> [Raw records]:
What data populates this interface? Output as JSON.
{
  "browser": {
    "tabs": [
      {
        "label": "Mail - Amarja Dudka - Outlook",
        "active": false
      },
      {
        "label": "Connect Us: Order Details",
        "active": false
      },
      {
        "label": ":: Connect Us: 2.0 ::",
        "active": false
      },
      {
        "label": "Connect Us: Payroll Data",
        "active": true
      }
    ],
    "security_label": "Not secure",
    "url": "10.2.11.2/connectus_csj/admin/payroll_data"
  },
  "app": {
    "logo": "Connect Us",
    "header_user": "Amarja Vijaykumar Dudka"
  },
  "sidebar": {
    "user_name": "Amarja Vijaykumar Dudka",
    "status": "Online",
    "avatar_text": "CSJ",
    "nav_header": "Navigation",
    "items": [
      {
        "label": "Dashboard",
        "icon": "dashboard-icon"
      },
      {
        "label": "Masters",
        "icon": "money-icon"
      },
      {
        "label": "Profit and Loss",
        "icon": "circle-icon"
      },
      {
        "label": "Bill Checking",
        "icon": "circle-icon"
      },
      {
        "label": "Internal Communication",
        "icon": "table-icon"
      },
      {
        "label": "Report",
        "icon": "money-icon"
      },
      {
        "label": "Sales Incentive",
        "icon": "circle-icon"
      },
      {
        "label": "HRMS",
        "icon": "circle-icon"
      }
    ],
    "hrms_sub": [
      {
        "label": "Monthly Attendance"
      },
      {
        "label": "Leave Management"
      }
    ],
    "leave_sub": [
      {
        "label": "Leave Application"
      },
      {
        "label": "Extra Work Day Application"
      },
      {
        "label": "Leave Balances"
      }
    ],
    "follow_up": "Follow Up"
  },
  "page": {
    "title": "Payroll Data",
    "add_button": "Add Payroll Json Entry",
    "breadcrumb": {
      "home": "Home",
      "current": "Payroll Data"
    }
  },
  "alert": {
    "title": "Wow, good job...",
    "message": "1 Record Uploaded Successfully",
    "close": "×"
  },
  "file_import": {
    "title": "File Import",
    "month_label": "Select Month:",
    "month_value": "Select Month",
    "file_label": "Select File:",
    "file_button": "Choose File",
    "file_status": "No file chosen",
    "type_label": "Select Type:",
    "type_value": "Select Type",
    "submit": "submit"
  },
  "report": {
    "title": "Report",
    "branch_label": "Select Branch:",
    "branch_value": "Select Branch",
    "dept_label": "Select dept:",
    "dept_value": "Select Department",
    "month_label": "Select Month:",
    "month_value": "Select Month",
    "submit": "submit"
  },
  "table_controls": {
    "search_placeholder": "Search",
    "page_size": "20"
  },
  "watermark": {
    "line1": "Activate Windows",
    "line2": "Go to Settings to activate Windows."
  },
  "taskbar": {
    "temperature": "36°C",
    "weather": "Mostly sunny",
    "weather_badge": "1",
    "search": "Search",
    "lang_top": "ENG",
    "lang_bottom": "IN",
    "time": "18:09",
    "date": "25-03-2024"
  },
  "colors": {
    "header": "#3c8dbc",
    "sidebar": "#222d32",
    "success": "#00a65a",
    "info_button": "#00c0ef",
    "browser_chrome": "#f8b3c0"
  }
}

> [Task]: Set down every record above exactly as given.

> [Exercise response]:
What data populates this interface? Output as JSON.
{
  "browser": {
    "tabs": [
      {
        "label": "Mail - Amarja Dudka - Outlook",
        "active": false
      },
      {
        "label": "Connect Us: Order Details",
        "active": false
      },
      {
        "label": ":: Connect Us: 2.0 ::",
        "active": false
      },
      {
        "label": "Connect Us: Payroll Data",
        "active": true
      }
    ],
    "security_label": "Not secure",
    "url": "10.2.11.2/connectus_csj/admin/payroll_data"
  },
  "app": {
    "logo": "Connect Us",
    "header_user": "Amarja Vijaykumar Dudka"
  },
  "sidebar": {
    "user_name": "Amarja Vijaykumar Dudka",
    "status": "Online",
    "avatar_text": "CSJ",
    "nav_header": "Navigation",
    "items": [
      {
        "label": "Dashboard",
        "icon": "dashboard-icon"
      },
      {
        "label": "Masters",
        "icon": "money-icon"
      },
      {
        "label": "Profit and Loss",
        "icon": "circle-icon"
      },
      {
        "label": "Bill Checking",
        "icon": "circle-icon"
      },
      {
        "label": "Internal Communication",
        "icon": "table-icon"
      },
      {
        "label": "Report",
        "icon": "money-icon"
      },
      {
        "label": "Sales Incentive",
        "icon": "circle-icon"
      },
      {
        "label": "HRMS",
        "icon": "circle-icon"
      }
    ],
    "hrms_sub": [
      {
        "label": "Monthly Attendance"
      },
      {
        "label": "Leave Management"
      }
    ],
    "leave_sub": [
      {
        "label": "Leave Application"
      },
      {
        "label": "Extra Work Day Application"
      },
      {
        "label": "Leave Balances"
      }
    ],
    "follow_up": "Follow Up"
  },
  "page": {
    "title": "Payroll Data",
    "add_button": "Add Payroll Json Entry",
    "breadcrumb": {
      "home": "Home",
      "current": "Payroll Data"
    }
  },
  "alert": {
    "title": "Wow, good job...",
    "message": "1 Record Uploaded Successfully",
    "close": "×"
  },
  "file_import": {
    "title": "File Import",
    "month_label": "Select Month:",
    "month_value": "Select Month",
    "file_label": "Select File:",
    "file_button": "Choose File",
    "file_status": "No file chosen",
    "type_label": "Select Type:",
    "type_value": "Select Type",
    "submit": "submit"
  },
  "report": {
    "title": "Report",
    "branch_label": "Select Branch:",
    "branch_value": "Select Branch",
    "dept_label": "Select dept:",
    "dept_value": "Select Department",
    "month_label": "Select Month:",
    "month_value": "Select Month",
    "submit": "submit"
  },
  "table_controls": {
    "search_placeholder": "Search",
    "page_size": "20"
  },
  "watermark": {
    "line1": "Activate Windows",
    "line2": "Go to Settings to activate Windows."
  },
  "taskbar": {
    "temperature": "36°C",
    "weather": "Mostly sunny",
    "weather_badge": "1",
    "search": "Search",
    "lang_top": "ENG",
    "lang_bottom": "IN",
    "time": "18:09",
    "date": "25-03-2024"
  },
  "colors": {
    "header": "#3c8dbc",
    "sidebar": "#222d32",
    "success": "#00a65a",
    "info_button": "#00c0ef",
    "browser_chrome": "#f8b3c0"
  }
}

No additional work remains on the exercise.